> Raw records:

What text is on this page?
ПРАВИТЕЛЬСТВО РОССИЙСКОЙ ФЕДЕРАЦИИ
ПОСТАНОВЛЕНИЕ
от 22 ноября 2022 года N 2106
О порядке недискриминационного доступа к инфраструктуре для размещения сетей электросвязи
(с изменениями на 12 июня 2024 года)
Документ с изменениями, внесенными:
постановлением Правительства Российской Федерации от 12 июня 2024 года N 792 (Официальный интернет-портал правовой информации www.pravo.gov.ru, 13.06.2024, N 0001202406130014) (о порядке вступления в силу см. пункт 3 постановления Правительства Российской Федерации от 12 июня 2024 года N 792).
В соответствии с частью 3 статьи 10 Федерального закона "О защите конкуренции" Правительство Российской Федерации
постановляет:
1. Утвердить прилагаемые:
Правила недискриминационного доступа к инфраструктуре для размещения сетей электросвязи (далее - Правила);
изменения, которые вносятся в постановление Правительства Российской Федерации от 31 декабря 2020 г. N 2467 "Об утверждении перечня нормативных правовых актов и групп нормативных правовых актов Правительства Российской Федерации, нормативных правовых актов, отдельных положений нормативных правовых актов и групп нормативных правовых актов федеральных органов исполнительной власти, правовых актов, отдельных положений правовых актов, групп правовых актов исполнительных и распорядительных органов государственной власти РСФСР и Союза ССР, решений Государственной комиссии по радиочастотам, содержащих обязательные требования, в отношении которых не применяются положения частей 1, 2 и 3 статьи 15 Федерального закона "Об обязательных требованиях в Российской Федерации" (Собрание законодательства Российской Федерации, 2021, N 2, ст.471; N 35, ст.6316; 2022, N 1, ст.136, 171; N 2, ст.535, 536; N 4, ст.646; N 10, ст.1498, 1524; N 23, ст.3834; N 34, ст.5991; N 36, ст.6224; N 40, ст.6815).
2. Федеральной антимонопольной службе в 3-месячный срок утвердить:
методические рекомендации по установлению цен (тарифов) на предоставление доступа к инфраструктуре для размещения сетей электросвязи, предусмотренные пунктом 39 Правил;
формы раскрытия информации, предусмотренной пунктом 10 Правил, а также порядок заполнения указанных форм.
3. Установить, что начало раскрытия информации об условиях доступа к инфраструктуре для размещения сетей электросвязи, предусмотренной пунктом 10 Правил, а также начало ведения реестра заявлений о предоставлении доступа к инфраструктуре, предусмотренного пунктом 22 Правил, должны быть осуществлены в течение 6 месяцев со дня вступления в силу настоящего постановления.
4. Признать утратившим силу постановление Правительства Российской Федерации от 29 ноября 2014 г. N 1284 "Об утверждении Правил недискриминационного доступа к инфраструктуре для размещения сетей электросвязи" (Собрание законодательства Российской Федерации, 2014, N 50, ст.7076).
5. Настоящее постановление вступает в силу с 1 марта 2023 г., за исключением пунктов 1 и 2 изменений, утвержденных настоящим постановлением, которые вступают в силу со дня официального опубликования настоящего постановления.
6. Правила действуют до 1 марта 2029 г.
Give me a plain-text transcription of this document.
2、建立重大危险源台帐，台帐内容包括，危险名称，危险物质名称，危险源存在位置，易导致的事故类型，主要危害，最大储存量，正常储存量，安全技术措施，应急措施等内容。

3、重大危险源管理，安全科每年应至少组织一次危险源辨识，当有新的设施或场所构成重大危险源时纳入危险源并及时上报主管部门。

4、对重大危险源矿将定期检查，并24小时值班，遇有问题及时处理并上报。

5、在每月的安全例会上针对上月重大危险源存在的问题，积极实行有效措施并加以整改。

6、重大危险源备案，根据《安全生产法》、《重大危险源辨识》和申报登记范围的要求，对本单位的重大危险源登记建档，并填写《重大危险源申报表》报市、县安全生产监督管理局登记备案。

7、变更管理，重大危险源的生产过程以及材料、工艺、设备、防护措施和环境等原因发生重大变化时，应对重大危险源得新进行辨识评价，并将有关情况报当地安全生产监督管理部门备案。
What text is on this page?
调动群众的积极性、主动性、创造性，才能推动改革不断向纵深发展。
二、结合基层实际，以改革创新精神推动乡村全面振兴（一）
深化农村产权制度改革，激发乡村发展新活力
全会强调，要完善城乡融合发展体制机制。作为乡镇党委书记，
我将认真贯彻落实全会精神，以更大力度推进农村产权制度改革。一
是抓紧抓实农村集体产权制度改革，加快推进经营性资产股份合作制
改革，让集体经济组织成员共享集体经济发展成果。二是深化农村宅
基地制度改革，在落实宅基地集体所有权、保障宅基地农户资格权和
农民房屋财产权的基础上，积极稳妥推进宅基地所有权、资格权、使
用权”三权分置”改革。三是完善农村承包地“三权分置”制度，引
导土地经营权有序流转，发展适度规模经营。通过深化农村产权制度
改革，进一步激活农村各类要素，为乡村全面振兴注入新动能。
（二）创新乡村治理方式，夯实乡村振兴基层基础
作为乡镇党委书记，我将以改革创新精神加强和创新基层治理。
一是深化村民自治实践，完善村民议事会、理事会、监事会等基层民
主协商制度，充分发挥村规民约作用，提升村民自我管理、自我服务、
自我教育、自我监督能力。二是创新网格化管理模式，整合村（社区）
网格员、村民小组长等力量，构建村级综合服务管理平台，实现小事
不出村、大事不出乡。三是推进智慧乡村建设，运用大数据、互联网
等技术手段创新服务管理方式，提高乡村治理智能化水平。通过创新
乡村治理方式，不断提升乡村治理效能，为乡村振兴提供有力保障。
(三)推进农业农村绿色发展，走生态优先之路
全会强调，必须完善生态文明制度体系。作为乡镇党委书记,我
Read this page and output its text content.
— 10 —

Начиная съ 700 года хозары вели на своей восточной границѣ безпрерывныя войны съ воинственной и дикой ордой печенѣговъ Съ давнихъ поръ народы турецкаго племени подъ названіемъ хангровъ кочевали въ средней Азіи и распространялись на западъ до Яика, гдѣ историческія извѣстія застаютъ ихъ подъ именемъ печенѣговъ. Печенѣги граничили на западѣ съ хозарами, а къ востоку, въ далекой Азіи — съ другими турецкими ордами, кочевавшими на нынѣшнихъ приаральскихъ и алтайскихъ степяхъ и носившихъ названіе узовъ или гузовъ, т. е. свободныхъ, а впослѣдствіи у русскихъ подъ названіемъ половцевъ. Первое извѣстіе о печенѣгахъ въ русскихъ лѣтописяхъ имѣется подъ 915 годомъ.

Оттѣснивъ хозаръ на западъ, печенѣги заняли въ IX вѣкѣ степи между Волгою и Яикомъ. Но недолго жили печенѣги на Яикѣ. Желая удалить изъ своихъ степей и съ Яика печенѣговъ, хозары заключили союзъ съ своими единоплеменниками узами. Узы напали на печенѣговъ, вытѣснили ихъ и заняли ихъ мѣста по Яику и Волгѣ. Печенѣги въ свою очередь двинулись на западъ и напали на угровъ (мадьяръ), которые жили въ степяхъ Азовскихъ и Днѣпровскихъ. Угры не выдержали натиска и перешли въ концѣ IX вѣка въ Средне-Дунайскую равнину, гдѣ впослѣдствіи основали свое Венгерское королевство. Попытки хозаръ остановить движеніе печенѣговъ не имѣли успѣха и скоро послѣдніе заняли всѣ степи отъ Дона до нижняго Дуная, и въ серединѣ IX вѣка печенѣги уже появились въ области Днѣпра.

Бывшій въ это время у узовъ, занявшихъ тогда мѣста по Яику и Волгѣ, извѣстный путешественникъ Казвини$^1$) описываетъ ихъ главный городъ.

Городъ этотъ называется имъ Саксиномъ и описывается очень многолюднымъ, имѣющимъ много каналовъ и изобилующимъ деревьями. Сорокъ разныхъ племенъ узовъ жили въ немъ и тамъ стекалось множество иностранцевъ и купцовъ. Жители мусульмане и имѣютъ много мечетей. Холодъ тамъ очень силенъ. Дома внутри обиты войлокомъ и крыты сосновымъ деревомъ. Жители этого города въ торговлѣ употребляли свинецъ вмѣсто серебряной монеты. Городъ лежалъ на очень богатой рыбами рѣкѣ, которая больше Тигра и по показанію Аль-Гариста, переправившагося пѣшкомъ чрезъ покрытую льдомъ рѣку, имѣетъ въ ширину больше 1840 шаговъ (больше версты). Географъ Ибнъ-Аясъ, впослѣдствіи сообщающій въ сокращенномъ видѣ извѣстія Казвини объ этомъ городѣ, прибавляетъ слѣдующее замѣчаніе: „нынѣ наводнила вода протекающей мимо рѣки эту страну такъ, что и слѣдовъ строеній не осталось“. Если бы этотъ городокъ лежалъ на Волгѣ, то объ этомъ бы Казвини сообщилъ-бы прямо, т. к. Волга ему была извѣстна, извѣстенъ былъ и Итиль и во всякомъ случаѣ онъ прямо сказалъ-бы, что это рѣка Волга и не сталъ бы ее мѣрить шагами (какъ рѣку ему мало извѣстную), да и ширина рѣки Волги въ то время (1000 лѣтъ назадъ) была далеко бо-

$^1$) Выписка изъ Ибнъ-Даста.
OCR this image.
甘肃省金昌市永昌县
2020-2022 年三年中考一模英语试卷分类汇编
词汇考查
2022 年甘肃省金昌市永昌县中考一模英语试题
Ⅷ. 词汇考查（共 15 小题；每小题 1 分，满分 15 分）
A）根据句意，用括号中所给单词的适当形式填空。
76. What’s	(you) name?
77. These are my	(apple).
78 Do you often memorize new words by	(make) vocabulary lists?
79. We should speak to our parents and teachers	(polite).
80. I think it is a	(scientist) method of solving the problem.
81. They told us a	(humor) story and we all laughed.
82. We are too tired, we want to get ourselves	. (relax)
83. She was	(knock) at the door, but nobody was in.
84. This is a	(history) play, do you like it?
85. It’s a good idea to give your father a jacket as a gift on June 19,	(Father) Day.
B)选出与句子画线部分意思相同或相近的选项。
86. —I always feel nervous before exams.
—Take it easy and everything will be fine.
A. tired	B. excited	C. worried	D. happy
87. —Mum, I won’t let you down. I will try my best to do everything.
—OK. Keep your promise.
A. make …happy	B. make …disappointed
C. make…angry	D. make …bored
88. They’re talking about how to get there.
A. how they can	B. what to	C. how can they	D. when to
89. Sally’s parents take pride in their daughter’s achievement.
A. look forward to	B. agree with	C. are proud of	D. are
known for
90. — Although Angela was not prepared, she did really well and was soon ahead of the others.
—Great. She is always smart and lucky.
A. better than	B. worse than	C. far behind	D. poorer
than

> Stated goal:
Collect the lines that hold "мѣста".

> Answer:
Оттѣснивъ хозаръ на западъ, печенѣги заняли въ IX вѣкѣ степи между Волгою и Яикомъ. Но недолго жили печенѣги на Яикѣ. Желая удалить изъ своихъ степей и съ Яика печенѣговъ, хозары заключили союзъ съ своими единоплеменниками узами. Узы напали на печенѣговъ, вытѣснили ихъ и заняли ихъ мѣста по Яику и Волгѣ. Печенѣги въ свою очередь двинулись на западъ и напали на угровъ (мадьяръ), которые жили въ степяхъ Азовскихъ и Днѣпровскихъ. Угры не выдержали натиска и перешли въ концѣ IX вѣка въ Средне-Дунайскую равнину, гдѣ впослѣдствіи основали свое Венгерское королевство. Попытки хозаръ остановить движеніе печенѣговъ не имѣли успѣха и скоро послѣдніе заняли всѣ степи отъ Дона до нижняго Дуная, и въ серединѣ IX вѣка печенѣги уже появились въ области Днѣпра.
Бывшій въ это время у узовъ, занявшихъ тогда мѣста по Яику и Волгѣ, извѣстный путешественникъ Казвини$^1$) описываетъ ихъ главный городъ.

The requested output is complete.